BRIEF: Reproduce the entries below in full, word for word.

** Start of DATA PROVIDED **

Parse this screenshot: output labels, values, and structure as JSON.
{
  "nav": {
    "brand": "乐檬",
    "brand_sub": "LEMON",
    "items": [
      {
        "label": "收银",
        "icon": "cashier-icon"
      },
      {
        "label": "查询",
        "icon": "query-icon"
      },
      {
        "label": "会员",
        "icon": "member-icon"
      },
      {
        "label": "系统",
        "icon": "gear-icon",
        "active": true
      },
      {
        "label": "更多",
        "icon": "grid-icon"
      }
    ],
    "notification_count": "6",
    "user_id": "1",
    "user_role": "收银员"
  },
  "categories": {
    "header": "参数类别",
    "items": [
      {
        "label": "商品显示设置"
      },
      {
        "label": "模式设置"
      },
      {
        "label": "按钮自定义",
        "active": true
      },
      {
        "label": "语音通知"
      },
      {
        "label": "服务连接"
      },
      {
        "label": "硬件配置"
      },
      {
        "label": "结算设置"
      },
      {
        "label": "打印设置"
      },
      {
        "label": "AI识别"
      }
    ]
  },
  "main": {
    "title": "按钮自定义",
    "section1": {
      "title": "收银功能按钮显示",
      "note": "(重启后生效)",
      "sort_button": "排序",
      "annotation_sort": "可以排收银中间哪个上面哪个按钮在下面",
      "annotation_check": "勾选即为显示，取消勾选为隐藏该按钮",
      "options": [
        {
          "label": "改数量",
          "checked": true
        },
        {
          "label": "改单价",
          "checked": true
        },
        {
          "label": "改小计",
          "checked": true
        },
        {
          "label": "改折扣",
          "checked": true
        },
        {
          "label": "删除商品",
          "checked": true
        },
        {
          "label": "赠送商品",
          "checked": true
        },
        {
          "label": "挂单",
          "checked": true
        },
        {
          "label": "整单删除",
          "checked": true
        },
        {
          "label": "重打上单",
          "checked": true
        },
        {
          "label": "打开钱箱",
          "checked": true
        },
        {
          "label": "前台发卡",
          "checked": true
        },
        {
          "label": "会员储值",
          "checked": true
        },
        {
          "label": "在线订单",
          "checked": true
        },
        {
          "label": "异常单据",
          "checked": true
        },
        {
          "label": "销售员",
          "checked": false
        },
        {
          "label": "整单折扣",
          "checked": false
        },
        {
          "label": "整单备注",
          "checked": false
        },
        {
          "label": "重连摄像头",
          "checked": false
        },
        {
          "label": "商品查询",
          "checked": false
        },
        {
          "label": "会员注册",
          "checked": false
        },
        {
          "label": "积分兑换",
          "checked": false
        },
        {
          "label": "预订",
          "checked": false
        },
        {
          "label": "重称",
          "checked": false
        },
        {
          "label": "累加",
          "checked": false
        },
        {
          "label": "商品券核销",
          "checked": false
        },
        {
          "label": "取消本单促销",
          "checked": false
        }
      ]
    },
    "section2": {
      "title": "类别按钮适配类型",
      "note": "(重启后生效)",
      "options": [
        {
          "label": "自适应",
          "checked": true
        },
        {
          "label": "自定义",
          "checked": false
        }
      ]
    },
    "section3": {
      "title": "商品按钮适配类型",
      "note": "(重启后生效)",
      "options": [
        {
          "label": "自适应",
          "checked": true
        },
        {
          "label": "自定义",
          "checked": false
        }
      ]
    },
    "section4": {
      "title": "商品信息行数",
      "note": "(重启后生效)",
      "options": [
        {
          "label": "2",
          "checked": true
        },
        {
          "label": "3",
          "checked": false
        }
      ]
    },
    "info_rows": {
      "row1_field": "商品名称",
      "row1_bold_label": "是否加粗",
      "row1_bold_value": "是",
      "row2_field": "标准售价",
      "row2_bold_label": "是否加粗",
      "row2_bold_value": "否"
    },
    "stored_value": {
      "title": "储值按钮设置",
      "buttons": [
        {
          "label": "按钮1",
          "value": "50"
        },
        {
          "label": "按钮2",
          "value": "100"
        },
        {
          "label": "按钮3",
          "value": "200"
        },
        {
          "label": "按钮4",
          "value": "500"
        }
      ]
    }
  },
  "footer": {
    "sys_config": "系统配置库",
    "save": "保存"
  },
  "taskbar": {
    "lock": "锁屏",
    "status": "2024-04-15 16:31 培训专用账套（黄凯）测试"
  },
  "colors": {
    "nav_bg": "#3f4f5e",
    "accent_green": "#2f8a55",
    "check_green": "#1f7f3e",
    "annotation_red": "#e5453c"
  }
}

** End of DATA PROVIDED **

ANSWER TO THE PROBLEM:
Parse this screenshot: output labels, values, and structure as JSON.
{
  "nav": {
    "brand": "乐檬",
    "brand_sub": "LEMON",
    "items": [
      {
        "label": "收银",
        "icon": "cashier-icon"
      },
      {
        "label": "查询",
        "icon": "query-icon"
      },
      {
        "label": "会员",
        "icon": "member-icon"
      },
      {
        "label": "系统",
        "icon": "gear-icon",
        "active": true
      },
      {
        "label": "更多",
        "icon": "grid-icon"
      }
    ],
    "notification_count": "6",
    "user_id": "1",
    "user_role": "收银员"
  },
  "categories": {
    "header": "参数类别",
    "items": [
      {
        "label": "商品显示设置"
      },
      {
        "label": "模式设置"
      },
      {
        "label": "按钮自定义",
        "active": true
      },
      {
        "label": "语音通知"
      },
      {
        "label": "服务连接"
      },
      {
        "label": "硬件配置"
      },
      {
        "label": "结算设置"
      },
      {
        "label": "打印设置"
      },
      {
        "label": "AI识别"
      }
    ]
  },
  "main": {
    "title": "按钮自定义",
    "section1": {
      "title": "收银功能按钮显示",
      "note": "(重启后生效)",
      "sort_button": "排序",
      "annotation_sort": "可以排收银中间哪个上面哪个按钮在下面",
      "annotation_check": "勾选即为显示，取消勾选为隐藏该按钮",
      "options": [
        {
          "label": "改数量",
          "checked": true
        },
        {
          "label": "改单价",
          "checked": true
        },
        {
          "label": "改小计",
          "checked": true
        },
        {
          "label": "改折扣",
          "checked": true
        },
        {
          "label": "删除商品",
          "checked": true
        },
        {
          "label": "赠送商品",
          "checked": true
        },
        {
          "label": "挂单",
          "checked": true
        },
        {
          "label": "整单删除",
          "checked": true
        },
        {
          "label": "重打上单",
          "checked": true
        },
        {
          "label": "打开钱箱",
          "checked": true
        },
        {
          "label": "前台发卡",
          "checked": true
        },
        {
          "label": "会员储值",
          "checked": true
        },
        {
          "label": "在线订单",
          "checked": true
        },
        {
          "label": "异常单据",
          "checked": true
        },
        {
          "label": "销售员",
          "checked": false
        },
        {
          "label": "整单折扣",
          "checked": false
        },
        {
          "label": "整单备注",
          "checked": false
        },
        {
          "label": "重连摄像头",
          "checked": false
        },
        {
          "label": "商品查询",
          "checked": false
        },
        {
          "label": "会员注册",
          "checked": false
        },
        {
          "label": "积分兑换",
          "checked": false
        },
        {
          "label": "预订",
          "checked": false
        },
        {
          "label": "重称",
          "checked": false
        },
        {
          "label": "累加",
          "checked": false
        },
        {
          "label": "商品券核销",
          "checked": false
        },
        {
          "label": "取消本单促销",
          "checked": false
        }
      ]
    },
    "section2": {
      "title": "类别按钮适配类型",
      "note": "(重启后生效)",
      "options": [
        {
          "label": "自适应",
          "checked": true
        },
        {
          "label": "自定义",
          "checked": false
        }
      ]
    },
    "section3": {
      "title": "商品按钮适配类型",
      "note": "(重启后生效)",
      "options": [
        {
          "label": "自适应",
          "checked": true
        },
        {
          "label": "自定义",
          "checked": false
        }
      ]
    },
    "section4": {
      "title": "商品信息行数",
      "note": "(重启后生效)",
      "options": [
        {
          "label": "2",
          "checked": true
        },
        {
          "label": "3",
          "checked": false
        }
      ]
    },
    "info_rows": {
      "row1_field": "商品名称",
      "row1_bold_label": "是否加粗",
      "row1_bold_value": "是",
      "row2_field": "标准售价",
      "row2_bold_label": "是否加粗",
      "row2_bold_value": "否"
    },
    "stored_value": {
      "title": "储值按钮设置",
      "buttons": [
        {
          "label": "按钮1",
          "value": "50"
        },
        {
          "label": "按钮2",
          "value": "100"
        },
        {
          "label": "按钮3",
          "value": "200"
        },
        {
          "label": "按钮4",
          "value": "500"
        }
      ]
    }
  },
  "footer": {
    "sys_config": "系统配置库",
    "save": "保存"
  },
  "taskbar": {
    "lock": "锁屏",
    "status": "2024-04-15 16:31 培训专用账套（黄凯）测试"
  },
  "colors": {
    "nav_bg": "#3f4f5e",
    "accent_green": "#2f8a55",
    "check_green": "#1f7f3e",
    "annotation_red": "#e5453c"
  }
}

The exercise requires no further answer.